## [Job]
Exclude all pictures, then copy each of the records exactly as written.

(Records from a dataset)
══════
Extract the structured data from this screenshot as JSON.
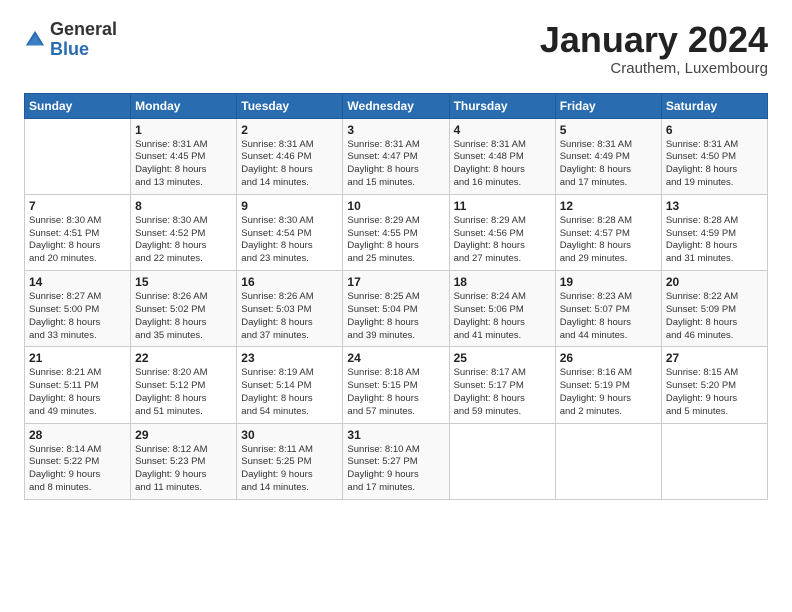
{
  "logo": {
    "general": "General",
    "blue": "Blue"
  },
  "header": {
    "month": "January 2024",
    "location": "Crauthem, Luxembourg"
  },
  "days_of_week": [
    "Sunday",
    "Monday",
    "Tuesday",
    "Wednesday",
    "Thursday",
    "Friday",
    "Saturday"
  ],
  "weeks": [
    [
      {
        "day": "",
        "info": ""
      },
      {
        "day": "1",
        "info": "Sunrise: 8:31 AM\nSunset: 4:45 PM\nDaylight: 8 hours\nand 13 minutes."
      },
      {
        "day": "2",
        "info": "Sunrise: 8:31 AM\nSunset: 4:46 PM\nDaylight: 8 hours\nand 14 minutes."
      },
      {
        "day": "3",
        "info": "Sunrise: 8:31 AM\nSunset: 4:47 PM\nDaylight: 8 hours\nand 15 minutes."
      },
      {
        "day": "4",
        "info": "Sunrise: 8:31 AM\nSunset: 4:48 PM\nDaylight: 8 hours\nand 16 minutes."
      },
      {
        "day": "5",
        "info": "Sunrise: 8:31 AM\nSunset: 4:49 PM\nDaylight: 8 hours\nand 17 minutes."
      },
      {
        "day": "6",
        "info": "Sunrise: 8:31 AM\nSunset: 4:50 PM\nDaylight: 8 hours\nand 19 minutes."
      }
    ],
    [
      {
        "day": "7",
        "info": "Sunrise: 8:30 AM\nSunset: 4:51 PM\nDaylight: 8 hours\nand 20 minutes."
      },
      {
        "day": "8",
        "info": "Sunrise: 8:30 AM\nSunset: 4:52 PM\nDaylight: 8 hours\nand 22 minutes."
      },
      {
        "day": "9",
        "info": "Sunrise: 8:30 AM\nSunset: 4:54 PM\nDaylight: 8 hours\nand 23 minutes."
      },
      {
        "day": "10",
        "info": "Sunrise: 8:29 AM\nSunset: 4:55 PM\nDaylight: 8 hours\nand 25 minutes."
      },
      {
        "day": "11",
        "info": "Sunrise: 8:29 AM\nSunset: 4:56 PM\nDaylight: 8 hours\nand 27 minutes."
      },
      {
        "day": "12",
        "info": "Sunrise: 8:28 AM\nSunset: 4:57 PM\nDaylight: 8 hours\nand 29 minutes."
      },
      {
        "day": "13",
        "info": "Sunrise: 8:28 AM\nSunset: 4:59 PM\nDaylight: 8 hours\nand 31 minutes."
      }
    ],
    [
      {
        "day": "14",
        "info": "Sunrise: 8:27 AM\nSunset: 5:00 PM\nDaylight: 8 hours\nand 33 minutes."
      },
      {
        "day": "15",
        "info": "Sunrise: 8:26 AM\nSunset: 5:02 PM\nDaylight: 8 hours\nand 35 minutes."
      },
      {
        "day": "16",
        "info": "Sunrise: 8:26 AM\nSunset: 5:03 PM\nDaylight: 8 hours\nand 37 minutes."
      },
      {
        "day": "17",
        "info": "Sunrise: 8:25 AM\nSunset: 5:04 PM\nDaylight: 8 hours\nand 39 minutes."
      },
      {
        "day": "18",
        "info": "Sunrise: 8:24 AM\nSunset: 5:06 PM\nDaylight: 8 hours\nand 41 minutes."
      },
      {
        "day": "19",
        "info": "Sunrise: 8:23 AM\nSunset: 5:07 PM\nDaylight: 8 hours\nand 44 minutes."
      },
      {
        "day": "20",
        "info": "Sunrise: 8:22 AM\nSunset: 5:09 PM\nDaylight: 8 hours\nand 46 minutes."
      }
    ],
    [
      {
        "day": "21",
        "info": "Sunrise: 8:21 AM\nSunset: 5:11 PM\nDaylight: 8 hours\nand 49 minutes."
      },
      {
        "day": "22",
        "info": "Sunrise: 8:20 AM\nSunset: 5:12 PM\nDaylight: 8 hours\nand 51 minutes."
      },
      {
        "day": "23",
        "info": "Sunrise: 8:19 AM\nSunset: 5:14 PM\nDaylight: 8 hours\nand 54 minutes."
      },
      {
        "day": "24",
        "info": "Sunrise: 8:18 AM\nSunset: 5:15 PM\nDaylight: 8 hours\nand 57 minutes."
      },
      {
        "day": "25",
        "info": "Sunrise: 8:17 AM\nSunset: 5:17 PM\nDaylight: 8 hours\nand 59 minutes."
      },
      {
        "day": "26",
        "info": "Sunrise: 8:16 AM\nSunset: 5:19 PM\nDaylight: 9 hours\nand 2 minutes."
      },
      {
        "day": "27",
        "info": "Sunrise: 8:15 AM\nSunset: 5:20 PM\nDaylight: 9 hours\nand 5 minutes."
      }
    ],
    [
      {
        "day": "28",
        "info": "Sunrise: 8:14 AM\nSunset: 5:22 PM\nDaylight: 9 hours\nand 8 minutes."
      },
      {
        "day": "29",
        "info": "Sunrise: 8:12 AM\nSunset: 5:23 PM\nDaylight: 9 hours\nand 11 minutes."
      },
      {
        "day": "30",
        "info": "Sunrise: 8:11 AM\nSunset: 5:25 PM\nDaylight: 9 hours\nand 14 minutes."
      },
      {
        "day": "31",
        "info": "Sunrise: 8:10 AM\nSunset: 5:27 PM\nDaylight: 9 hours\nand 17 minutes."
      },
      {
        "day": "",
        "info": ""
      },
      {
        "day": "",
        "info": ""
      },
      {
        "day": "",
        "info": ""
      }
    ]
  ]
}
══════
## [Exercise solution]
Extract the structured data from this screenshot as JSON.
{
  "logo": {
    "general": "General",
    "blue": "Blue"
  },
  "header": {
    "month": "January 2024",
    "location": "Crauthem, Luxembourg"
  },
  "days_of_week": [
    "Sunday",
    "Monday",
    "Tuesday",
    "Wednesday",
    "Thursday",
    "Friday",
    "Saturday"
  ],
  "weeks": [
    [
      {
        "day": "",
        "info": ""
      },
      {
        "day": "1",
        "info": "Sunrise: 8:31 AM\nSunset: 4:45 PM\nDaylight: 8 hours\nand 13 minutes."
      },
      {
        "day": "2",
        "info": "Sunrise: 8:31 AM\nSunset: 4:46 PM\nDaylight: 8 hours\nand 14 minutes."
      },
      {
        "day": "3",
        "info": "Sunrise: 8:31 AM\nSunset: 4:47 PM\nDaylight: 8 hours\nand 15 minutes."
      },
      {
        "day": "4",
        "info": "Sunrise: 8:31 AM\nSunset: 4:48 PM\nDaylight: 8 hours\nand 16 minutes."
      },
      {
        "day": "5",
        "info": "Sunrise: 8:31 AM\nSunset: 4:49 PM\nDaylight: 8 hours\nand 17 minutes."
      },
      {
        "day": "6",
        "info": "Sunrise: 8:31 AM\nSunset: 4:50 PM\nDaylight: 8 hours\nand 19 minutes."
      }
    ],
    [
      {
        "day": "7",
        "info": "Sunrise: 8:30 AM\nSunset: 4:51 PM\nDaylight: 8 hours\nand 20 minutes."
      },
      {
        "day": "8",
        "info": "Sunrise: 8:30 AM\nSunset: 4:52 PM\nDaylight: 8 hours\nand 22 minutes."
      },
      {
        "day": "9",
        "info": "Sunrise: 8:30 AM\nSunset: 4:54 PM\nDaylight: 8 hours\nand 23 minutes."
      },
      {
        "day": "10",
        "info": "Sunrise: 8:29 AM\nSunset: 4:55 PM\nDaylight: 8 hours\nand 25 minutes."
      },
      {
        "day": "11",
        "info": "Sunrise: 8:29 AM\nSunset: 4:56 PM\nDaylight: 8 hours\nand 27 minutes."
      },
      {
        "day": "12",
        "info": "Sunrise: 8:28 AM\nSunset: 4:57 PM\nDaylight: 8 hours\nand 29 minutes."
      },
      {
        "day": "13",
        "info": "Sunrise: 8:28 AM\nSunset: 4:59 PM\nDaylight: 8 hours\nand 31 minutes."
      }
    ],
    [
      {
        "day": "14",
        "info": "Sunrise: 8:27 AM\nSunset: 5:00 PM\nDaylight: 8 hours\nand 33 minutes."
      },
      {
        "day": "15",
        "info": "Sunrise: 8:26 AM\nSunset: 5:02 PM\nDaylight: 8 hours\nand 35 minutes."
      },
      {
        "day": "16",
        "info": "Sunrise: 8:26 AM\nSunset: 5:03 PM\nDaylight: 8 hours\nand 37 minutes."
      },
      {
        "day": "17",
        "info": "Sunrise: 8:25 AM\nSunset: 5:04 PM\nDaylight: 8 hours\nand 39 minutes."
      },
      {
        "day": "18",
        "info": "Sunrise: 8:24 AM\nSunset: 5:06 PM\nDaylight: 8 hours\nand 41 minutes."
      },
      {
        "day": "19",
        "info": "Sunrise: 8:23 AM\nSunset: 5:07 PM\nDaylight: 8 hours\nand 44 minutes."
      },
      {
        "day": "20",
        "info": "Sunrise: 8:22 AM\nSunset: 5:09 PM\nDaylight: 8 hours\nand 46 minutes."
      }
    ],
    [
      {
        "day": "21",
        "info": "Sunrise: 8:21 AM\nSunset: 5:11 PM\nDaylight: 8 hours\nand 49 minutes."
      },
      {
        "day": "22",
        "info": "Sunrise: 8:20 AM\nSunset: 5:12 PM\nDaylight: 8 hours\nand 51 minutes."
      },
      {
        "day": "23",
        "info": "Sunrise: 8:19 AM\nSunset: 5:14 PM\nDaylight: 8 hours\nand 54 minutes."
      },
      {
        "day": "24",
        "info": "Sunrise: 8:18 AM\nSunset: 5:15 PM\nDaylight: 8 hours\nand 57 minutes."
      },
      {
        "day": "25",
        "info": "Sunrise: 8:17 AM\nSunset: 5:17 PM\nDaylight: 8 hours\nand 59 minutes."
      },
      {
        "day": "26",
        "info": "Sunrise: 8:16 AM\nSunset: 5:19 PM\nDaylight: 9 hours\nand 2 minutes."
      },
      {
        "day": "27",
        "info": "Sunrise: 8:15 AM\nSunset: 5:20 PM\nDaylight: 9 hours\nand 5 minutes."
      }
    ],
    [
      {
        "day": "28",
        "info": "Sunrise: 8:14 AM\nSunset: 5:22 PM\nDaylight: 9 hours\nand 8 minutes."
      },
      {
        "day": "29",
        "info": "Sunrise: 8:12 AM\nSunset: 5:23 PM\nDaylight: 9 hours\nand 11 minutes."
      },
      {
        "day": "30",
        "info": "Sunrise: 8:11 AM\nSunset: 5:25 PM\nDaylight: 9 hours\nand 14 minutes."
      },
      {
        "day": "31",
        "info": "Sunrise: 8:10 AM\nSunset: 5:27 PM\nDaylight: 9 hours\nand 17 minutes."
      },
      {
        "day": "",
        "info": ""
      },
      {
        "day": "",
        "info": ""
      },
      {
        "day": "",
        "info": ""
      }
    ]
  ]
}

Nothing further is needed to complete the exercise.